--- Begin DATA SECTION ---

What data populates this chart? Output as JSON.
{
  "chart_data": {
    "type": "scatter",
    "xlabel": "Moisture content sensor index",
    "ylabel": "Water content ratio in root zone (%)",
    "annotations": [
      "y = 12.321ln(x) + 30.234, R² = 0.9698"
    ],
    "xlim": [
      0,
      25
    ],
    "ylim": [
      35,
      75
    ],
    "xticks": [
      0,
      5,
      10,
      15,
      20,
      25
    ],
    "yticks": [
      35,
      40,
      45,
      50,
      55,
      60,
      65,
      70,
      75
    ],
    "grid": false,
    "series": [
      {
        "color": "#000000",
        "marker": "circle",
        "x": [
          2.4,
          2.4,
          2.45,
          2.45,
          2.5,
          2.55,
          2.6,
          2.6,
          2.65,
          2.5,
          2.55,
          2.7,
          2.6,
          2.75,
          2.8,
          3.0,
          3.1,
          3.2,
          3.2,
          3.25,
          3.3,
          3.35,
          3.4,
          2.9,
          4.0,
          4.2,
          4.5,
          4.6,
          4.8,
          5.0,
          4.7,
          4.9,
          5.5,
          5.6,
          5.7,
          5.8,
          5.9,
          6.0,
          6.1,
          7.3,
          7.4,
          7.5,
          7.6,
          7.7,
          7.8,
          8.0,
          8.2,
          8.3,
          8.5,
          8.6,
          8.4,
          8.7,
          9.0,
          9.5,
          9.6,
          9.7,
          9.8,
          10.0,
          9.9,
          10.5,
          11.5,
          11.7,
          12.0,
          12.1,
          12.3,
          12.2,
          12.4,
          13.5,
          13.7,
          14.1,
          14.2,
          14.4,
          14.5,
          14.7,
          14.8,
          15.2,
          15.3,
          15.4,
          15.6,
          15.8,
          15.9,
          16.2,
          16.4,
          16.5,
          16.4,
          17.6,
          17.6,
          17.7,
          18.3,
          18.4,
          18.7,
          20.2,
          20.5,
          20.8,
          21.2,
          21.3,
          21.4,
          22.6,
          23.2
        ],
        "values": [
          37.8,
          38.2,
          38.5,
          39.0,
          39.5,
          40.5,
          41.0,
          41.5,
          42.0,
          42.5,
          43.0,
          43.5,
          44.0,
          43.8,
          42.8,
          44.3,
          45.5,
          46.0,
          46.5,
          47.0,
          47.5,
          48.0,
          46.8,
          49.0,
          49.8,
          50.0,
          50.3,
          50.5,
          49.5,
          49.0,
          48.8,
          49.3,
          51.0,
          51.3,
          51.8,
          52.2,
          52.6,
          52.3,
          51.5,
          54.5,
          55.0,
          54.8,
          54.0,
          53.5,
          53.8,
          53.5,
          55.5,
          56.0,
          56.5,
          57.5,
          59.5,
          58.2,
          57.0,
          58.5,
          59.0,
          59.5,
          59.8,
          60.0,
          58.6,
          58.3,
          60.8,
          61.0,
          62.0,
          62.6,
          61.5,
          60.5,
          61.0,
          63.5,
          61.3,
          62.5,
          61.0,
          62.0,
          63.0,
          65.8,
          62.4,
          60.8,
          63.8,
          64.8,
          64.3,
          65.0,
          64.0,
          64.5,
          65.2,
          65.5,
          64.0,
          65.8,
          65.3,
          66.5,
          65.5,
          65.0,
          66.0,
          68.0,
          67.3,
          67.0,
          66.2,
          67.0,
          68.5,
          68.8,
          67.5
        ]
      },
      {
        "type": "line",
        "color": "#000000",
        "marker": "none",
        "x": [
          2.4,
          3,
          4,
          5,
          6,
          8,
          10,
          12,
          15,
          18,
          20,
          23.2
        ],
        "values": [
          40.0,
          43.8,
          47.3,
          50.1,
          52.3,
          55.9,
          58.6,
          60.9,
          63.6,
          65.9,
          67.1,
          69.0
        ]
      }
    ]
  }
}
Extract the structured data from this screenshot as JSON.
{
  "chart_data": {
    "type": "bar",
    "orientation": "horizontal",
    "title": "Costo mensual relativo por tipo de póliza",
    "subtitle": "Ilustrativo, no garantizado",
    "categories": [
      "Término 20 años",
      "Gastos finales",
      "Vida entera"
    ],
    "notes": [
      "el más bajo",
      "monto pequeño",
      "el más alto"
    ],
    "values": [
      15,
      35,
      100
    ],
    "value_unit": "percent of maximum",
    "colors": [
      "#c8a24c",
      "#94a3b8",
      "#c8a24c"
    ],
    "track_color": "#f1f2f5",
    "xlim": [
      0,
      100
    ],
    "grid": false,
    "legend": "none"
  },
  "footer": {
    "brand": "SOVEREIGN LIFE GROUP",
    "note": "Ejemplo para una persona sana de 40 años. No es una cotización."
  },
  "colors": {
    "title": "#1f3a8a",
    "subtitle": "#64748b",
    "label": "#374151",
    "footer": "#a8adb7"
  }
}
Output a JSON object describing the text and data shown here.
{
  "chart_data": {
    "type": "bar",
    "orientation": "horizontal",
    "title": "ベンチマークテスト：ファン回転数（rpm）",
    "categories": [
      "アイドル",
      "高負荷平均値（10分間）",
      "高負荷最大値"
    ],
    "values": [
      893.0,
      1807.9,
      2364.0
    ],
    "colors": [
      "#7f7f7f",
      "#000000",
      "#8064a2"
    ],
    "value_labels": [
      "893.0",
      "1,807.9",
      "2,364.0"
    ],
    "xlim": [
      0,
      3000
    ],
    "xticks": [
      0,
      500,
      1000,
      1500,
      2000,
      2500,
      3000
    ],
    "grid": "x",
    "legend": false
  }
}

--- End DATA SECTION ---

Each line of the listing should be copied exactly.

- [RESULT]:
What data populates this chart? Output as JSON.
{
  "chart_data": {
    "type": "scatter",
    "xlabel": "Moisture content sensor index",
    "ylabel": "Water content ratio in root zone (%)",
    "annotations": [
      "y = 12.321ln(x) + 30.234, R² = 0.9698"
    ],
    "xlim": [
      0,
      25
    ],
    "ylim": [
      35,
      75
    ],
    "xticks": [
      0,
      5,
      10,
      15,
      20,
      25
    ],
    "yticks": [
      35,
      40,
      45,
      50,
      55,
      60,
      65,
      70,
      75
    ],
    "grid": false,
    "series": [
      {
        "color": "#000000",
        "marker": "circle",
        "x": [
          2.4,
          2.4,
          2.45,
          2.45,
          2.5,
          2.55,
          2.6,
          2.6,
          2.65,
          2.5,
          2.55,
          2.7,
          2.6,
          2.75,
          2.8,
          3.0,
          3.1,
          3.2,
          3.2,
          3.25,
          3.3,
          3.35,
          3.4,
          2.9,
          4.0,
          4.2,
          4.5,
          4.6,
          4.8,
          5.0,
          4.7,
          4.9,
          5.5,
          5.6,
          5.7,
          5.8,
          5.9,
          6.0,
          6.1,
          7.3,
          7.4,
          7.5,
          7.6,
          7.7,
          7.8,
          8.0,
          8.2,
          8.3,
          8.5,
          8.6,
          8.4,
          8.7,
          9.0,
          9.5,
          9.6,
          9.7,
          9.8,
          10.0,
          9.9,
          10.5,
          11.5,
          11.7,
          12.0,
          12.1,
          12.3,
          12.2,
          12.4,
          13.5,
          13.7,
          14.1,
          14.2,
          14.4,
          14.5,
          14.7,
          14.8,
          15.2,
          15.3,
          15.4,
          15.6,
          15.8,
          15.9,
          16.2,
          16.4,
          16.5,
          16.4,
          17.6,
          17.6,
          17.7,
          18.3,
          18.4,
          18.7,
          20.2,
          20.5,
          20.8,
          21.2,
          21.3,
          21.4,
          22.6,
          23.2
        ],
        "values": [
          37.8,
          38.2,
          38.5,
          39.0,
          39.5,
          40.5,
          41.0,
          41.5,
          42.0,
          42.5,
          43.0,
          43.5,
          44.0,
          43.8,
          42.8,
          44.3,
          45.5,
          46.0,
          46.5,
          47.0,
          47.5,
          48.0,
          46.8,
          49.0,
          49.8,
          50.0,
          50.3,
          50.5,
          49.5,
          49.0,
          48.8,
          49.3,
          51.0,
          51.3,
          51.8,
          52.2,
          52.6,
          52.3,
          51.5,
          54.5,
          55.0,
          54.8,
          54.0,
          53.5,
          53.8,
          53.5,
          55.5,
          56.0,
          56.5,
          57.5,
          59.5,
          58.2,
          57.0,
          58.5,
          59.0,
          59.5,
          59.8,
          60.0,
          58.6,
          58.3,
          60.8,
          61.0,
          62.0,
          62.6,
          61.5,
          60.5,
          61.0,
          63.5,
          61.3,
          62.5,
          61.0,
          62.0,
          63.0,
          65.8,
          62.4,
          60.8,
          63.8,
          64.8,
          64.3,
          65.0,
          64.0,
          64.5,
          65.2,
          65.5,
          64.0,
          65.8,
          65.3,
          66.5,
          65.5,
          65.0,
          66.0,
          68.0,
          67.3,
          67.0,
          66.2,
          67.0,
          68.5,
          68.8,
          67.5
        ]
      },
      {
        "type": "line",
        "color": "#000000",
        "marker": "none",
        "x": [
          2.4,
          3,
          4,
          5,
          6,
          8,
          10,
          12,
          15,
          18,
          20,
          23.2
        ],
        "values": [
          40.0,
          43.8,
          47.3,
          50.1,
          52.3,
          55.9,
          58.6,
          60.9,
          63.6,
          65.9,
          67.1,
          69.0
        ]
      }
    ]
  }
}
Extract the structured data from this screenshot as JSON.
{
  "chart_data": {
    "type": "bar",
    "orientation": "horizontal",
    "title": "Costo mensual relativo por tipo de póliza",
    "subtitle": "Ilustrativo, no garantizado",
    "categories": [
      "Término 20 años",
      "Gastos finales",
      "Vida entera"
    ],
    "notes": [
      "el más bajo",
      "monto pequeño",
      "el más alto"
    ],
    "values": [
      15,
      35,
      100
    ],
    "value_unit": "percent of maximum",
    "colors": [
      "#c8a24c",
      "#94a3b8",
      "#c8a24c"
    ],
    "track_color": "#f1f2f5",
    "xlim": [
      0,
      100
    ],
    "grid": false,
    "legend": "none"
  },
  "footer": {
    "brand": "SOVEREIGN LIFE GROUP",
    "note": "Ejemplo para una persona sana de 40 años. No es una cotización."
  },
  "colors": {
    "title": "#1f3a8a",
    "subtitle": "#64748b",
    "label": "#374151",
    "footer": "#a8adb7"
  }
}
Output a JSON object describing the text and data shown here.
{
  "chart_data": {
    "type": "bar",
    "orientation": "horizontal",
    "title": "ベンチマークテスト：ファン回転数（rpm）",
    "categories": [
      "アイドル",
      "高負荷平均値（10分間）",
      "高負荷最大値"
    ],
    "values": [
      893.0,
      1807.9,
      2364.0
    ],
    "colors": [
      "#7f7f7f",
      "#000000",
      "#8064a2"
    ],
    "value_labels": [
      "893.0",
      "1,807.9",
      "2,364.0"
    ],
    "xlim": [
      0,
      3000
    ],
    "xticks": [
      0,
      500,
      1000,
      1500,
      2000,
      2500,
      3000
    ],
    "grid": "x",
    "legend": false
  }
}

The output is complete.